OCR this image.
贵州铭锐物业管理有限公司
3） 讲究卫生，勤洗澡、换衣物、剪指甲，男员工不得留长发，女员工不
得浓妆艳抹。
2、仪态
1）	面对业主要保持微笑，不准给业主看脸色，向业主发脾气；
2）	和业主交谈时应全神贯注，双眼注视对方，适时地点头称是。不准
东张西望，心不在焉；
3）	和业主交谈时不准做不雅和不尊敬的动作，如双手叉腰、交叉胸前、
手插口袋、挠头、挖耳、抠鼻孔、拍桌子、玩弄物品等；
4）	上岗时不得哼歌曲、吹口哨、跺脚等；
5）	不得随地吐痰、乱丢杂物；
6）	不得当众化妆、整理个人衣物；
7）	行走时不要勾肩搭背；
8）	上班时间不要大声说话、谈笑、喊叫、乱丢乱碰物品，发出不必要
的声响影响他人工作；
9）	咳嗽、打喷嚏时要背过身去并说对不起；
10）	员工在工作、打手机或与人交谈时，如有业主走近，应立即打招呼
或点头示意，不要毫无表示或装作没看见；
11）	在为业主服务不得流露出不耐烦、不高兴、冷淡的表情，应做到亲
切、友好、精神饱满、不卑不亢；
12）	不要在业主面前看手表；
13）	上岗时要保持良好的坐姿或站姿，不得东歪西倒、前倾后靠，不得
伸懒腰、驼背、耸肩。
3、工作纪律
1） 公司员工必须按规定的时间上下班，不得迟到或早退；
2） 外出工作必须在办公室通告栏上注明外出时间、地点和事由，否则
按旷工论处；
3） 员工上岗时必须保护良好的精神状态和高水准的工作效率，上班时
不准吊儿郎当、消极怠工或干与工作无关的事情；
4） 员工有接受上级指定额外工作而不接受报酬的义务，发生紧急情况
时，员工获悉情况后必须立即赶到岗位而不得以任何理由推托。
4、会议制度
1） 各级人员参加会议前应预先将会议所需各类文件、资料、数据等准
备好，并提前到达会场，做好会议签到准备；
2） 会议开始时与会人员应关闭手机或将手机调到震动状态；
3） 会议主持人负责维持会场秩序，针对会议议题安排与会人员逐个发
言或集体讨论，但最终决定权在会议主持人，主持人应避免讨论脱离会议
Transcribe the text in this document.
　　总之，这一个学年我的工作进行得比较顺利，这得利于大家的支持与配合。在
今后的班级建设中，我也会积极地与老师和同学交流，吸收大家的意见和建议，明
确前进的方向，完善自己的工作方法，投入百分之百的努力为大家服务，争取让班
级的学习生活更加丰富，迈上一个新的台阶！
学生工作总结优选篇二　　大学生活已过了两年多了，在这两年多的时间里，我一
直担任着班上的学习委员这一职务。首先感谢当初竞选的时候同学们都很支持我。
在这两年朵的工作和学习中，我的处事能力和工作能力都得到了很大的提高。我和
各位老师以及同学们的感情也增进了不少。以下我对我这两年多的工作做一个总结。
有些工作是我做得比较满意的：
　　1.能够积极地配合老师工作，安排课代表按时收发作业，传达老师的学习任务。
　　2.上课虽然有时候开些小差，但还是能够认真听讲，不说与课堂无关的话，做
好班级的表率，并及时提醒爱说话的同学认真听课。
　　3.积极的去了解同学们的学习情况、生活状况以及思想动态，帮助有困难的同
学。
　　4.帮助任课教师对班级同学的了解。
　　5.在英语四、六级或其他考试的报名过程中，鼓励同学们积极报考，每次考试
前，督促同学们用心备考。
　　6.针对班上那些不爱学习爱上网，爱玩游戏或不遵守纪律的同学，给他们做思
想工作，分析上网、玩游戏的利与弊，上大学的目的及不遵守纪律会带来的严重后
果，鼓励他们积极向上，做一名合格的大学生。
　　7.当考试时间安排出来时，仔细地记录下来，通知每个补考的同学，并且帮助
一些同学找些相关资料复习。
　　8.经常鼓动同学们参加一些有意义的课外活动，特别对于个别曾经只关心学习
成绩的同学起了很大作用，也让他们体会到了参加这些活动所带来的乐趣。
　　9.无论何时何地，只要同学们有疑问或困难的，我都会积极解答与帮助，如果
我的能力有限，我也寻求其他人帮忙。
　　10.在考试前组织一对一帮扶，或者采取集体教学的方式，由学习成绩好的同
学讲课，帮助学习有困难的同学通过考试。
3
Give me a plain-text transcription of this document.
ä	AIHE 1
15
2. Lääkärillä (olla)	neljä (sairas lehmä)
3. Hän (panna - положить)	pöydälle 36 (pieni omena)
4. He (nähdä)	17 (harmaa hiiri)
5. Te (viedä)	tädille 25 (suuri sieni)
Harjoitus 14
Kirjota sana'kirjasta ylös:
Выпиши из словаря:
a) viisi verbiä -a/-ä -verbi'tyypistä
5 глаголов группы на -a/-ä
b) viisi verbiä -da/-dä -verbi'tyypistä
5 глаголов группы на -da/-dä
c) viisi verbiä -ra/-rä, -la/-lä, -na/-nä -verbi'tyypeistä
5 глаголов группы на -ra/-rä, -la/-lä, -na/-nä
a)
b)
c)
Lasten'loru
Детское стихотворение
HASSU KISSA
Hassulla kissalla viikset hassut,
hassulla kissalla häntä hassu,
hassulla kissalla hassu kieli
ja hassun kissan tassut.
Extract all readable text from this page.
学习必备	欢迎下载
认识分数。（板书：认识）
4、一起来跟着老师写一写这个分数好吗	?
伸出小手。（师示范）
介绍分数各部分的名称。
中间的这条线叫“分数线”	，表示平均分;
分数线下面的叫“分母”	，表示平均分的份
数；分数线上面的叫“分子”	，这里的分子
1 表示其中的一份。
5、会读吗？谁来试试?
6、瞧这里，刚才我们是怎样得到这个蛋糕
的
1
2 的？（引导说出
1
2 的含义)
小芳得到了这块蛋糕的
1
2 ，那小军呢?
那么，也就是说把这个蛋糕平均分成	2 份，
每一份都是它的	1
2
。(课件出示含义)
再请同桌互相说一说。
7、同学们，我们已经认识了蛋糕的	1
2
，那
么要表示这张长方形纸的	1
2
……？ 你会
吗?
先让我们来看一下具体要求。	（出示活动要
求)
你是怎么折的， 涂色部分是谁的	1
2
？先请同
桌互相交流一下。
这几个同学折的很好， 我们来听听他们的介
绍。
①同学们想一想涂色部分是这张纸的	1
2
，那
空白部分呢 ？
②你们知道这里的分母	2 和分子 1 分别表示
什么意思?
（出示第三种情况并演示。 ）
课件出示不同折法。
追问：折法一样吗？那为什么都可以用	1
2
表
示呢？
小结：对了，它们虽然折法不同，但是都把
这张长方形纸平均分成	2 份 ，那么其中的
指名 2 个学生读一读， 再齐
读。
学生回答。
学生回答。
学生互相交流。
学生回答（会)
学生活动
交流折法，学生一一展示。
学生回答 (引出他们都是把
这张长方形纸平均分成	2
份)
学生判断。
────────────────
> _Your objective_
Your task is to gather all lines from the entries above that hold the word "группы".

> _Solved exercise_
5 глаголов группы на -a/-ä
5 глаголов группы на -da/-dä
5 глаголов группы на -ra/-rä, -la/-lä, -na/-nä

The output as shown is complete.